» **Task directions**
Pick out the lines below that include the string "JSON".

» **Data records**
◇ ◇ ◇ ◇ ◇ ◇ ◇

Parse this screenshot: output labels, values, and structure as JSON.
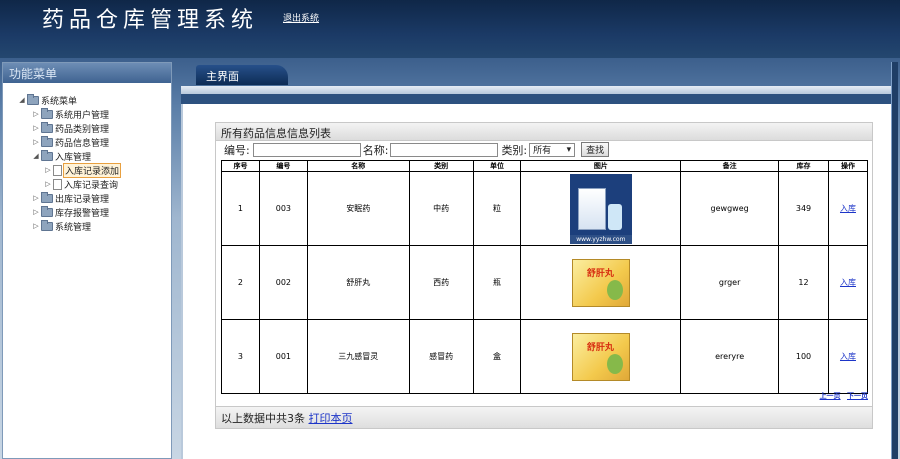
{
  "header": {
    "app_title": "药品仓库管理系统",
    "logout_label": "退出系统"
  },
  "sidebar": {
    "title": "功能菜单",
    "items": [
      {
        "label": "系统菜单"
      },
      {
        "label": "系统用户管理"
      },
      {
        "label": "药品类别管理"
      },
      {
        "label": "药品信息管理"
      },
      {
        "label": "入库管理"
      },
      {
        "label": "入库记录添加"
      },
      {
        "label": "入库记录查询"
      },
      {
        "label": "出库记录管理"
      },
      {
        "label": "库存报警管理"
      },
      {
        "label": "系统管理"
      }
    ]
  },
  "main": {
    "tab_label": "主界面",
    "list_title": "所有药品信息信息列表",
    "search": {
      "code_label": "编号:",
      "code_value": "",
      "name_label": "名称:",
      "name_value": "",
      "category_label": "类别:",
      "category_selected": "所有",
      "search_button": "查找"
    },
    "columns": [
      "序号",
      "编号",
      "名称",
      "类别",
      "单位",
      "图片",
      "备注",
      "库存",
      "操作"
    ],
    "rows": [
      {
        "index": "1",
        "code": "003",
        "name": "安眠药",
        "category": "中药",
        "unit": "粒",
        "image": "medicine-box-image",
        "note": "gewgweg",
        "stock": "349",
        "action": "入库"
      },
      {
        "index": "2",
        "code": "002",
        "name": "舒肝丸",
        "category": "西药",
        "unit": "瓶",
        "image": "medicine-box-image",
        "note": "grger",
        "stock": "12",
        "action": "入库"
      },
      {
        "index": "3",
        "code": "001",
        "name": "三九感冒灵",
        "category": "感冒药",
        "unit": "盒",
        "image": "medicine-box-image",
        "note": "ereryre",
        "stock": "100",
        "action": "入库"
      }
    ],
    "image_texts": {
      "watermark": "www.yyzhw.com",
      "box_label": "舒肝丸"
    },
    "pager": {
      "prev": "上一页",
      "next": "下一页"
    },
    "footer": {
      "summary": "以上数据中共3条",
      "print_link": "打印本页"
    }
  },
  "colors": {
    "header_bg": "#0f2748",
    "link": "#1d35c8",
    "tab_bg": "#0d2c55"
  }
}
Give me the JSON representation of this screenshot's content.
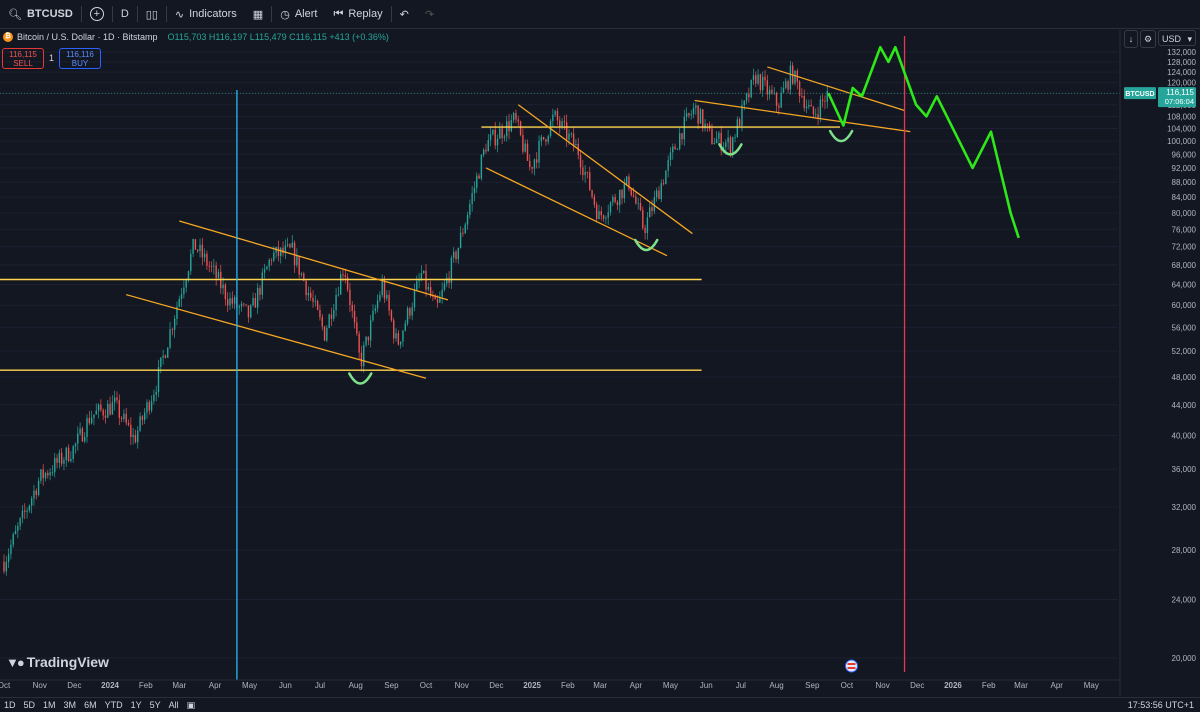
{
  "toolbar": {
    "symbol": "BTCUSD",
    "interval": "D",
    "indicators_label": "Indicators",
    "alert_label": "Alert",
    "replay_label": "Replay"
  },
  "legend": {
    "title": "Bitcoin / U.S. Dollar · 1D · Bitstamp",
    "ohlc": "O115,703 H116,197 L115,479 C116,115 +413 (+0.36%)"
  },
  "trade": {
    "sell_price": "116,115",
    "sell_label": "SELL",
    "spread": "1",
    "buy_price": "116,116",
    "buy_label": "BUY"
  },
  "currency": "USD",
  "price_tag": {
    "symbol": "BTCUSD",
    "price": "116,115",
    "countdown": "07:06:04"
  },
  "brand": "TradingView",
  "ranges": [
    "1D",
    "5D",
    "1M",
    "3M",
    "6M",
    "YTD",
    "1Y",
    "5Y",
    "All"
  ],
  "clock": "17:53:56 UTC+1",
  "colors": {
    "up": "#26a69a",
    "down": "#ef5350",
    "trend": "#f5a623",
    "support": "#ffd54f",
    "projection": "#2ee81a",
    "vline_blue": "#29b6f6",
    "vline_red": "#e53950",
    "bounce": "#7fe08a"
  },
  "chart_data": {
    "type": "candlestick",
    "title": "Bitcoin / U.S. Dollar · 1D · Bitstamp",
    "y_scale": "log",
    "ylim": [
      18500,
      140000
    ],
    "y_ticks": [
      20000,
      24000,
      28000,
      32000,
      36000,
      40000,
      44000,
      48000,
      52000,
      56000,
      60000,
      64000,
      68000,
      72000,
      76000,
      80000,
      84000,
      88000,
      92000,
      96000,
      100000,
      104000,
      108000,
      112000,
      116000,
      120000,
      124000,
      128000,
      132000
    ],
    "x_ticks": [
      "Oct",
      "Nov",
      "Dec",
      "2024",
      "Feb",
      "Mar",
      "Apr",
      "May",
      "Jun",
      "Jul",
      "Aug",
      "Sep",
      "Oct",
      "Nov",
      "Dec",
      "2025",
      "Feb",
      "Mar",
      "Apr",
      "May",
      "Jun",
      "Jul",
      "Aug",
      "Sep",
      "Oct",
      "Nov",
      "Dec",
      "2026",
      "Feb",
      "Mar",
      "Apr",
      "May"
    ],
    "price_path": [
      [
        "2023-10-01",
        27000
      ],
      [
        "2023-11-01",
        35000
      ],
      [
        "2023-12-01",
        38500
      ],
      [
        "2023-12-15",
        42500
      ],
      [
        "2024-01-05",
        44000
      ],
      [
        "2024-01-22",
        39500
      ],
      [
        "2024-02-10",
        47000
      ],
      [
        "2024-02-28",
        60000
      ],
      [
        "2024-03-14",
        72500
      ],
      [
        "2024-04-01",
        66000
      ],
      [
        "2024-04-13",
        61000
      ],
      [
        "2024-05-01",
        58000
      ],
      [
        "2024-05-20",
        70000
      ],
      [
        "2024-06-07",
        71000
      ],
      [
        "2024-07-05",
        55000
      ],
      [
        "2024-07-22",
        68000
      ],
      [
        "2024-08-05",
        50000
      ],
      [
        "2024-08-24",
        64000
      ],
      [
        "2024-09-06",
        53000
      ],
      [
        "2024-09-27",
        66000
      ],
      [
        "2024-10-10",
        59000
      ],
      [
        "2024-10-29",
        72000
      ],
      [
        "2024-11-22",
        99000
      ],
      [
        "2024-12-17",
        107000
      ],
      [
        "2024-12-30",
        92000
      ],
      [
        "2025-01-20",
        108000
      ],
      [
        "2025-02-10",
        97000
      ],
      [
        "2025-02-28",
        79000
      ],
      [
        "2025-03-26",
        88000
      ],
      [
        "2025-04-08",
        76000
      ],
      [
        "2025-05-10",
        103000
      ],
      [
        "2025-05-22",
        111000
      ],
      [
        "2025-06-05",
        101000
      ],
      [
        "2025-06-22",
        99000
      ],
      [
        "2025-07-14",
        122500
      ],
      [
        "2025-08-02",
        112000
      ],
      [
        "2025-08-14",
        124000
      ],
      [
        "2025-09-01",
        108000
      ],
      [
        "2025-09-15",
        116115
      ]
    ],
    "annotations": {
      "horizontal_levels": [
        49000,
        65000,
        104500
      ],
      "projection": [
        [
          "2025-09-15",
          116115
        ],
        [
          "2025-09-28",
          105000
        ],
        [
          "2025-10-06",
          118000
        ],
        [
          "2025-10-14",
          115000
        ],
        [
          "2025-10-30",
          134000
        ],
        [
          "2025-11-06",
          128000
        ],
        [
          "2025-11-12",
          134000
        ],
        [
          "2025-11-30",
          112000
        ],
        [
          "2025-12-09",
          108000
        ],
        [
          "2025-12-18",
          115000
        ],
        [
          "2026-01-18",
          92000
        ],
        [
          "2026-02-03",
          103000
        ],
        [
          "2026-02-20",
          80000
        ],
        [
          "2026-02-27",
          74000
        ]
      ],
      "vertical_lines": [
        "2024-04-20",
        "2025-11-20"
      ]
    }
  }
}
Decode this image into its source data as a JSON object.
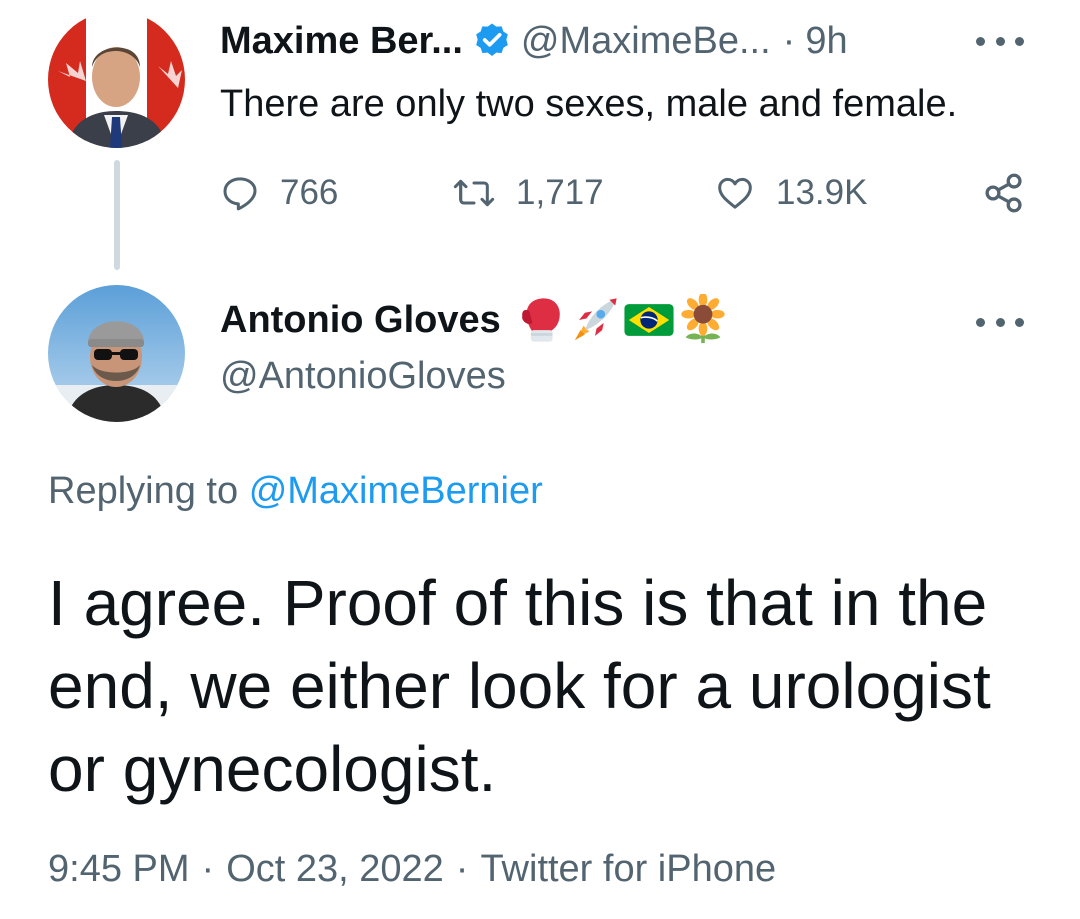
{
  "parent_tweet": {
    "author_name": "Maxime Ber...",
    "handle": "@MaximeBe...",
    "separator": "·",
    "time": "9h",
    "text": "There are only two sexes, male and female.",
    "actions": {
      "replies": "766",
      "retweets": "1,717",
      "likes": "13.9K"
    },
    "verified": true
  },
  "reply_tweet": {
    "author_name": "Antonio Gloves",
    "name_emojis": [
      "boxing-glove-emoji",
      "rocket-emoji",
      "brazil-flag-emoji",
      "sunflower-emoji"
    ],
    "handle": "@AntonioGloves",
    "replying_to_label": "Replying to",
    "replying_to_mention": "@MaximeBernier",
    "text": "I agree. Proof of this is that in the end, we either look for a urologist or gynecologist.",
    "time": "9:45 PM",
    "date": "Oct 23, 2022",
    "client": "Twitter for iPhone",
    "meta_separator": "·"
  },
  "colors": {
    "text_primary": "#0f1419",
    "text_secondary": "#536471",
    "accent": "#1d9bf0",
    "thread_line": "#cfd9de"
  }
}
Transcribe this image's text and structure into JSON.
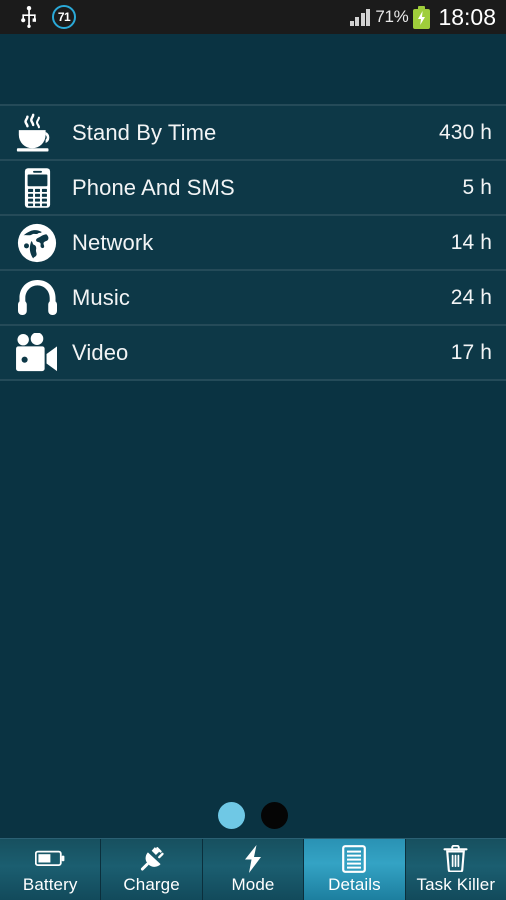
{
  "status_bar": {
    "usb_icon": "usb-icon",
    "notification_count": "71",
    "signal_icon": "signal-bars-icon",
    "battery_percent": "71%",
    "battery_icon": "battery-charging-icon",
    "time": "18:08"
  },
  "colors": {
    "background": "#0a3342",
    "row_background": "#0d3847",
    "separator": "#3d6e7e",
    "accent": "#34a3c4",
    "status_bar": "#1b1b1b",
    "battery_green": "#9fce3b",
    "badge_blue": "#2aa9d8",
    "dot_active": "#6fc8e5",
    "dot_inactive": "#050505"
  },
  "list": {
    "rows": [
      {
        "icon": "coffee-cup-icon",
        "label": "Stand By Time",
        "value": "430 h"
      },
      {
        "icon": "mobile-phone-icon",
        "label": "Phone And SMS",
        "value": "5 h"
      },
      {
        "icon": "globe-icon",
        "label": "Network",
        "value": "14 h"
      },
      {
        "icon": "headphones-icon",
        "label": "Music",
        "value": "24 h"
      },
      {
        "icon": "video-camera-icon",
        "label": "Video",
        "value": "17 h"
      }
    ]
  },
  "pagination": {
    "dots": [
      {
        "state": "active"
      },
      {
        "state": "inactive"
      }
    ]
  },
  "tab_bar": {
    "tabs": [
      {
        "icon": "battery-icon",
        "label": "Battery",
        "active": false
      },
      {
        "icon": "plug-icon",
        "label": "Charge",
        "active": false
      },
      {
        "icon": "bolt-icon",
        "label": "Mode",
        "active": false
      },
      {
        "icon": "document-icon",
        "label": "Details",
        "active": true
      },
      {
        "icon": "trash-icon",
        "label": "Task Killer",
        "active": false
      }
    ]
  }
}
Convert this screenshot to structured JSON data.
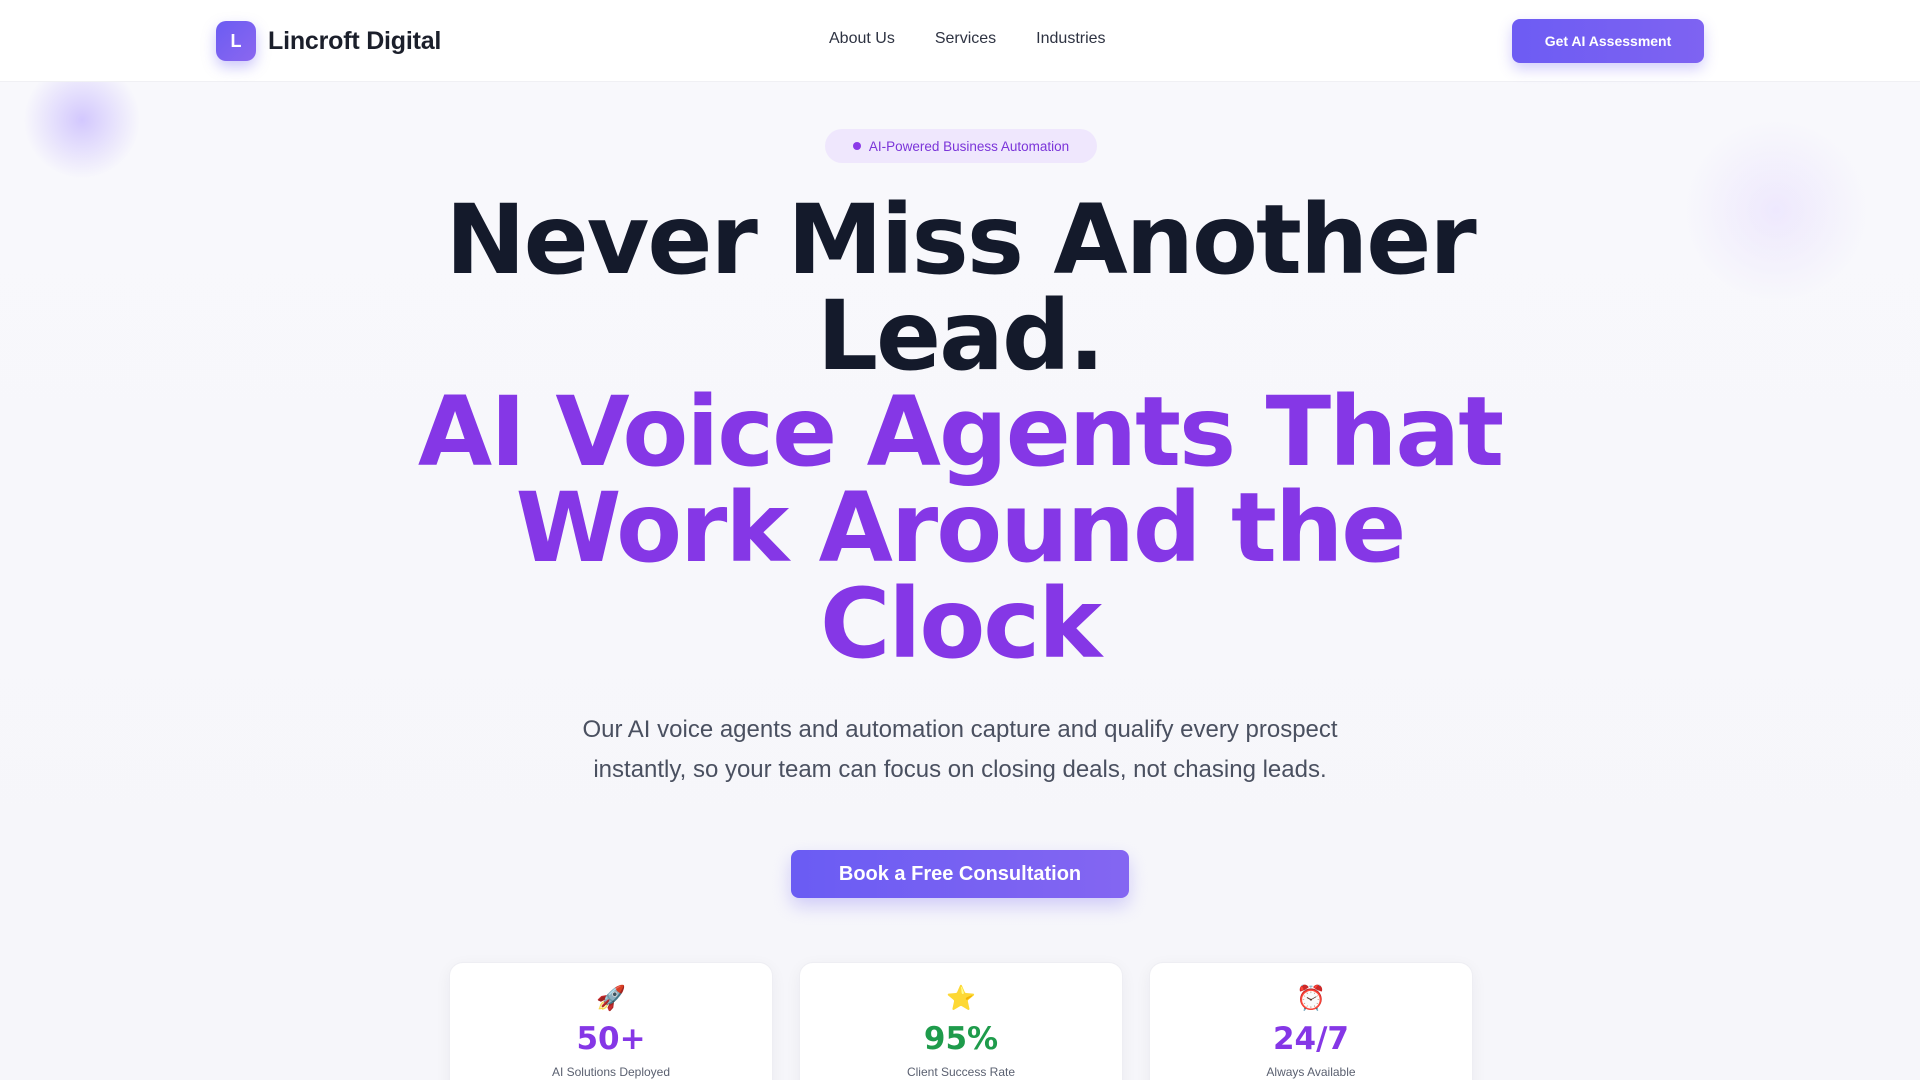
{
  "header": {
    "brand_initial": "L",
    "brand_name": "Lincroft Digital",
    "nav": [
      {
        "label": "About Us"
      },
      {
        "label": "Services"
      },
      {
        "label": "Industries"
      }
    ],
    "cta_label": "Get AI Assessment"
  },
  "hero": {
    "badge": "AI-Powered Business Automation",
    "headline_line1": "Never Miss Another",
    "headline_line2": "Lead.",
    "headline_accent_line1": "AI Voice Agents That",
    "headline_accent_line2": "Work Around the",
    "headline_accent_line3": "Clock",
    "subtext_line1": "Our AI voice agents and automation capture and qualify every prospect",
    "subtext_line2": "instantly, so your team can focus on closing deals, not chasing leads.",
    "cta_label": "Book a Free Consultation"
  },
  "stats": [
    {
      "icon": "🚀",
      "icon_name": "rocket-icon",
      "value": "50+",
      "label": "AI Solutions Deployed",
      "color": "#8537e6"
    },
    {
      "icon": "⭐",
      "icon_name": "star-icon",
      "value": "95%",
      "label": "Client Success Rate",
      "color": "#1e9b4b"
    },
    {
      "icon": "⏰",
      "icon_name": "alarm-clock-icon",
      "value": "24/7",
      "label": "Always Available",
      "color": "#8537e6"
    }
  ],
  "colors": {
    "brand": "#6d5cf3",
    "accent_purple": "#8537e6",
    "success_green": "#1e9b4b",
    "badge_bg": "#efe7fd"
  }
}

◇ ◇ ◇ ◇ ◇ ◇ ◇

» **Task answer**
Parse this screenshot: output labels, values, and structure as JSON.
Give me the JSON representation of this screenshot's content.
Decode this image into its source data as a JSON object.
Transcribe this image's text and structure into JSON.
Convert this screenshot to structured JSON data.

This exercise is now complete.